▼

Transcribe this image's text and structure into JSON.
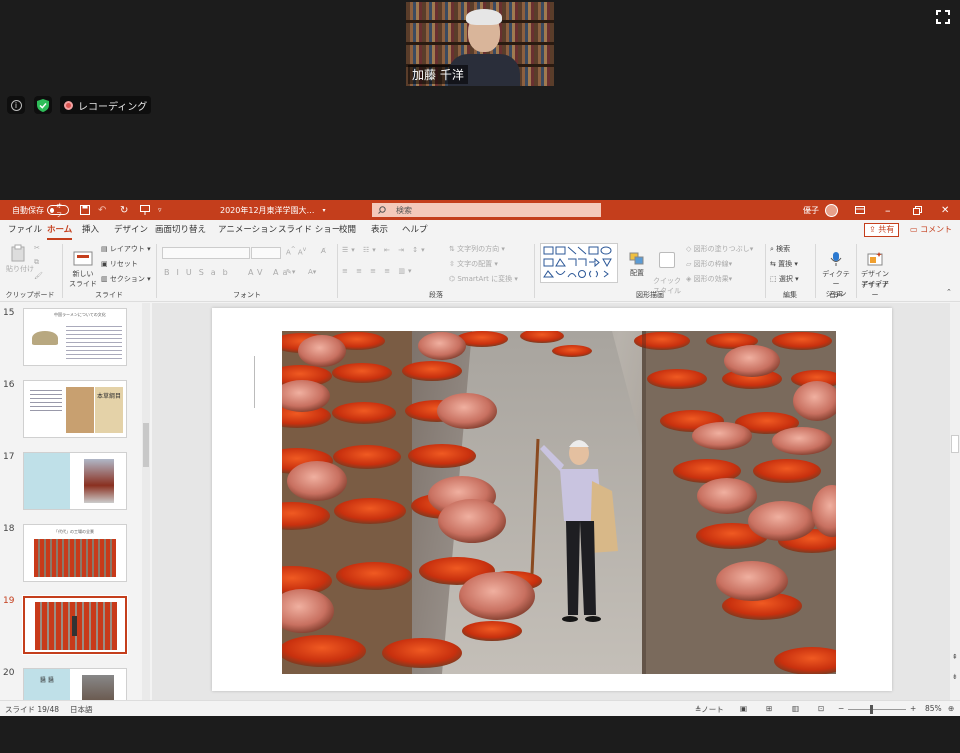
{
  "meeting": {
    "participant_name": "加藤 千洋",
    "recording_label": "レコーディング"
  },
  "ppt": {
    "autosave_label": "自動保存",
    "autosave_state": "オフ",
    "doc_title": "2020年12月東洋学園大…",
    "search_placeholder": "検索",
    "user_name": "優子",
    "tabs": [
      "ファイル",
      "ホーム",
      "挿入",
      "デザイン",
      "画面切り替え",
      "アニメーション",
      "スライド ショー",
      "校閲",
      "表示",
      "ヘルプ"
    ],
    "active_tab": "ホーム",
    "share_label": "共有",
    "comment_label": "コメント",
    "ribbon": {
      "clipboard": {
        "paste": "貼り付け",
        "label": "クリップボード"
      },
      "slides": {
        "new_slide": "新しい\nスライド",
        "layout": "レイアウト",
        "reset": "リセット",
        "section": "セクション",
        "label": "スライド"
      },
      "font": {
        "label": "フォント"
      },
      "paragraph": {
        "text_direction": "文字列の方向",
        "align_text": "文字の配置",
        "smartart": "SmartArt に変換",
        "label": "段落"
      },
      "drawing": {
        "arrange": "配置",
        "quick_style": "クイック\nスタイル",
        "shape_fill": "図形の塗りつぶし",
        "shape_outline": "図形の枠線",
        "shape_effects": "図形の効果",
        "label": "図形描画"
      },
      "editing": {
        "find": "検索",
        "replace": "置換",
        "select": "選択",
        "label": "編集"
      },
      "voice": {
        "dictate": "ディクテー\nション",
        "label": "音声"
      },
      "designer": {
        "ideas": "デザイン\nアイデア",
        "label": "デザイナー"
      }
    },
    "thumbnails": [
      {
        "num": "15",
        "caption": "中国ラーメンについての文化"
      },
      {
        "num": "16",
        "caption": "本草綱目"
      },
      {
        "num": "17",
        "caption": ""
      },
      {
        "num": "18",
        "caption": "「代代」の工場の全景"
      },
      {
        "num": "19",
        "caption": ""
      },
      {
        "num": "20",
        "caption": "醤 醤"
      }
    ],
    "selected_slide": "19",
    "status": {
      "slide_counter": "スライド 19/48",
      "language": "日本語",
      "notes": "ノート",
      "zoom": "85%"
    }
  },
  "colors": {
    "accent": "#c43e1c",
    "zoom_bg": "#1c1c1c"
  }
}
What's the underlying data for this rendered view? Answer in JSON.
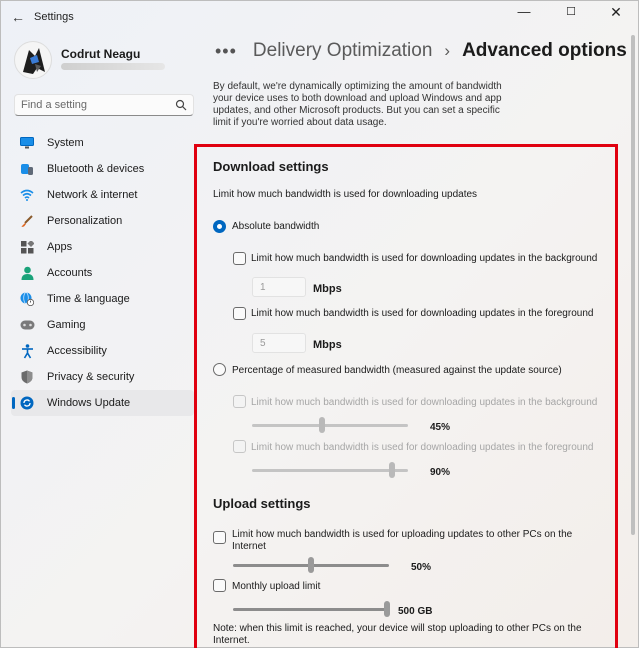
{
  "window": {
    "title": "Settings",
    "minimize": "—",
    "maximize": "☐",
    "close": "✕",
    "back": "←"
  },
  "user": {
    "name": "Codrut Neagu"
  },
  "search": {
    "placeholder": "Find a setting"
  },
  "sidebar": {
    "items": [
      {
        "label": "System",
        "icon": "monitor-icon",
        "color": "#0078d4"
      },
      {
        "label": "Bluetooth & devices",
        "icon": "bluetooth-icon",
        "color": "#0078d4"
      },
      {
        "label": "Network & internet",
        "icon": "wifi-icon",
        "color": "#0078d4"
      },
      {
        "label": "Personalization",
        "icon": "brush-icon",
        "color": "#e0641b"
      },
      {
        "label": "Apps",
        "icon": "apps-icon",
        "color": "#555555"
      },
      {
        "label": "Accounts",
        "icon": "person-icon",
        "color": "#1aa37a"
      },
      {
        "label": "Time & language",
        "icon": "globe-clock-icon",
        "color": "#0078d4"
      },
      {
        "label": "Gaming",
        "icon": "gamepad-icon",
        "color": "#7a7a7a"
      },
      {
        "label": "Accessibility",
        "icon": "accessibility-icon",
        "color": "#0067c0"
      },
      {
        "label": "Privacy & security",
        "icon": "shield-icon",
        "color": "#6b6b6b"
      },
      {
        "label": "Windows Update",
        "icon": "update-icon",
        "color": "#0067c0",
        "active": true
      }
    ]
  },
  "breadcrumb": {
    "overflow": "•••",
    "parent": "Delivery Optimization",
    "separator": "›",
    "current": "Advanced options"
  },
  "intro": "By default, we're dynamically optimizing the amount of bandwidth your device uses to both download and upload Windows and app updates, and other Microsoft products. But you can set a specific limit if you're worried about data usage.",
  "download": {
    "heading": "Download settings",
    "description": "Limit how much bandwidth is used for downloading updates",
    "absolute": {
      "label": "Absolute bandwidth",
      "selected": true,
      "background": {
        "label": "Limit how much bandwidth is used for downloading updates in the background",
        "value": "1",
        "unit": "Mbps",
        "checked": false
      },
      "foreground": {
        "label": "Limit how much bandwidth is used for downloading updates in the foreground",
        "value": "5",
        "unit": "Mbps",
        "checked": false
      }
    },
    "percentage": {
      "label": "Percentage of measured bandwidth (measured against the update source)",
      "selected": false,
      "background": {
        "label": "Limit how much bandwidth is used for downloading updates in the background",
        "value_text": "45%",
        "value": 0.45
      },
      "foreground": {
        "label": "Limit how much bandwidth is used for downloading updates in the foreground",
        "value_text": "90%",
        "value": 0.9
      }
    }
  },
  "upload": {
    "heading": "Upload settings",
    "limit": {
      "label_line1": "Limit how much bandwidth is used for uploading updates to other PCs on the",
      "label_line2": "Internet",
      "value_text": "50%",
      "value": 0.5
    },
    "monthly": {
      "label": "Monthly upload limit",
      "value_text": "500 GB",
      "value": 1.0
    },
    "note_line1": "Note: when this limit is reached, your device will stop uploading to other PCs on the",
    "note_line2": "Internet."
  }
}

▲

_PROBLEM TO SOLVE_
Each entry must be retyped word for word, with every image omitted.

_THE RESULT_
Transcribe this image's text and structure into JSON.
{
  "meeting": {
    "participant_name": "加藤 千洋",
    "recording_label": "レコーディング"
  },
  "ppt": {
    "autosave_label": "自動保存",
    "autosave_state": "オフ",
    "doc_title": "2020年12月東洋学園大…",
    "search_placeholder": "検索",
    "user_name": "優子",
    "tabs": [
      "ファイル",
      "ホーム",
      "挿入",
      "デザイン",
      "画面切り替え",
      "アニメーション",
      "スライド ショー",
      "校閲",
      "表示",
      "ヘルプ"
    ],
    "active_tab": "ホーム",
    "share_label": "共有",
    "comment_label": "コメント",
    "ribbon": {
      "clipboard": {
        "paste": "貼り付け",
        "label": "クリップボード"
      },
      "slides": {
        "new_slide": "新しい\nスライド",
        "layout": "レイアウト",
        "reset": "リセット",
        "section": "セクション",
        "label": "スライド"
      },
      "font": {
        "label": "フォント"
      },
      "paragraph": {
        "text_direction": "文字列の方向",
        "align_text": "文字の配置",
        "smartart": "SmartArt に変換",
        "label": "段落"
      },
      "drawing": {
        "arrange": "配置",
        "quick_style": "クイック\nスタイル",
        "shape_fill": "図形の塗りつぶし",
        "shape_outline": "図形の枠線",
        "shape_effects": "図形の効果",
        "label": "図形描画"
      },
      "editing": {
        "find": "検索",
        "replace": "置換",
        "select": "選択",
        "label": "編集"
      },
      "voice": {
        "dictate": "ディクテー\nション",
        "label": "音声"
      },
      "designer": {
        "ideas": "デザイン\nアイデア",
        "label": "デザイナー"
      }
    },
    "thumbnails": [
      {
        "num": "15",
        "caption": "中国ラーメンについての文化"
      },
      {
        "num": "16",
        "caption": "本草綱目"
      },
      {
        "num": "17",
        "caption": ""
      },
      {
        "num": "18",
        "caption": "「代代」の工場の全景"
      },
      {
        "num": "19",
        "caption": ""
      },
      {
        "num": "20",
        "caption": "醤 醤"
      }
    ],
    "selected_slide": "19",
    "status": {
      "slide_counter": "スライド 19/48",
      "language": "日本語",
      "notes": "ノート",
      "zoom": "85%"
    }
  },
  "colors": {
    "accent": "#c43e1c",
    "zoom_bg": "#1c1c1c"
  }
}
What's the underlying data for this rendered view? Answer in JSON.
{
  "window": {
    "title": "Settings",
    "minimize": "—",
    "maximize": "☐",
    "close": "✕",
    "back": "←"
  },
  "user": {
    "name": "Codrut Neagu"
  },
  "search": {
    "placeholder": "Find a setting"
  },
  "sidebar": {
    "items": [
      {
        "label": "System",
        "icon": "monitor-icon",
        "color": "#0078d4"
      },
      {
        "label": "Bluetooth & devices",
        "icon": "bluetooth-icon",
        "color": "#0078d4"
      },
      {
        "label": "Network & internet",
        "icon": "wifi-icon",
        "color": "#0078d4"
      },
      {
        "label": "Personalization",
        "icon": "brush-icon",
        "color": "#e0641b"
      },
      {
        "label": "Apps",
        "icon": "apps-icon",
        "color": "#555555"
      },
      {
        "label": "Accounts",
        "icon": "person-icon",
        "color": "#1aa37a"
      },
      {
        "label": "Time & language",
        "icon": "globe-clock-icon",
        "color": "#0078d4"
      },
      {
        "label": "Gaming",
        "icon": "gamepad-icon",
        "color": "#7a7a7a"
      },
      {
        "label": "Accessibility",
        "icon": "accessibility-icon",
        "color": "#0067c0"
      },
      {
        "label": "Privacy & security",
        "icon": "shield-icon",
        "color": "#6b6b6b"
      },
      {
        "label": "Windows Update",
        "icon": "update-icon",
        "color": "#0067c0",
        "active": true
      }
    ]
  },
  "breadcrumb": {
    "overflow": "•••",
    "parent": "Delivery Optimization",
    "separator": "›",
    "current": "Advanced options"
  },
  "intro": "By default, we're dynamically optimizing the amount of bandwidth your device uses to both download and upload Windows and app updates, and other Microsoft products. But you can set a specific limit if you're worried about data usage.",
  "download": {
    "heading": "Download settings",
    "description": "Limit how much bandwidth is used for downloading updates",
    "absolute": {
      "label": "Absolute bandwidth",
      "selected": true,
      "background": {
        "label": "Limit how much bandwidth is used for downloading updates in the background",
        "value": "1",
        "unit": "Mbps",
        "checked": false
      },
      "foreground": {
        "label": "Limit how much bandwidth is used for downloading updates in the foreground",
        "value": "5",
        "unit": "Mbps",
        "checked": false
      }
    },
    "percentage": {
      "label": "Percentage of measured bandwidth (measured against the update source)",
      "selected": false,
      "background": {
        "label": "Limit how much bandwidth is used for downloading updates in the background",
        "value_text": "45%",
        "value": 0.45
      },
      "foreground": {
        "label": "Limit how much bandwidth is used for downloading updates in the foreground",
        "value_text": "90%",
        "value": 0.9
      }
    }
  },
  "upload": {
    "heading": "Upload settings",
    "limit": {
      "label_line1": "Limit how much bandwidth is used for uploading updates to other PCs on the",
      "label_line2": "Internet",
      "value_text": "50%",
      "value": 0.5
    },
    "monthly": {
      "label": "Monthly upload limit",
      "value_text": "500 GB",
      "value": 1.0
    },
    "note_line1": "Note: when this limit is reached, your device will stop uploading to other PCs on the",
    "note_line2": "Internet."
  }
}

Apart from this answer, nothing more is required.